Data for the task:
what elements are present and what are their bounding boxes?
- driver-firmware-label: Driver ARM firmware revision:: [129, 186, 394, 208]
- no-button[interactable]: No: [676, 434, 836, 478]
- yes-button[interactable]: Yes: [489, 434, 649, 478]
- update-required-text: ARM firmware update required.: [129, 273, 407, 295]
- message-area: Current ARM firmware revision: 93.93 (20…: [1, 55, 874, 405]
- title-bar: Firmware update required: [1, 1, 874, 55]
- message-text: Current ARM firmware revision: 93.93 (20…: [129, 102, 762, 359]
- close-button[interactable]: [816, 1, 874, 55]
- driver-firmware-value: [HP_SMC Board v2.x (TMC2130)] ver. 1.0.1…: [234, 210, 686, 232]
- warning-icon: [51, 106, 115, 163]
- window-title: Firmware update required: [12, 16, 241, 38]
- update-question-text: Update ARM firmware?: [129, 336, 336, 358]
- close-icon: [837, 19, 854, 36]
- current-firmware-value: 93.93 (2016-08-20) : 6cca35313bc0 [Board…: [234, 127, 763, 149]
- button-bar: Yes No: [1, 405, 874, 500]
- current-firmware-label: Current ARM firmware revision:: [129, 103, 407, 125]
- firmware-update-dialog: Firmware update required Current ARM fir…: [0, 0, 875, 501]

Your task: Format every line of the records above as a numbered list, dropping any blank lines.

Task result:
1. what elements are present and what are their bounding boxes?
2. - driver-firmware-label: Driver ARM firmware revision:: [129, 186, 394, 208]
3. - no-button[interactable]: No: [676, 434, 836, 478]
4. - yes-button[interactable]: Yes: [489, 434, 649, 478]
5. - update-required-text: ARM firmware update required.: [129, 273, 407, 295]
6. - message-area: Current ARM firmware revision: 93.93 (20…: [1, 55, 874, 405]
7. - title-bar: Firmware update required: [1, 1, 874, 55]
8. - message-text: Current ARM firmware revision: 93.93 (20…: [129, 102, 762, 359]
9. - close-button[interactable]: [816, 1, 874, 55]
10. - driver-firmware-value: [HP_SMC Board v2.x (TMC2130)] ver. 1.0.1…: [234, 210, 686, 232]
11. - warning-icon: [51, 106, 115, 163]
12. - window-title: Firmware update required: [12, 16, 241, 38]
13. - update-question-text: Update ARM firmware?: [129, 336, 336, 358]
14. - close-icon: [837, 19, 854, 36]
15. - current-firmware-value: 93.93 (2016-08-20) : 6cca35313bc0 [Board…: [234, 127, 763, 149]
16. - button-bar: Yes No: [1, 405, 874, 500]
17. - current-firmware-label: Current ARM firmware revision:: [129, 103, 407, 125]
18. - firmware-update-dialog: Firmware update required Current ARM fir…: [0, 0, 875, 501]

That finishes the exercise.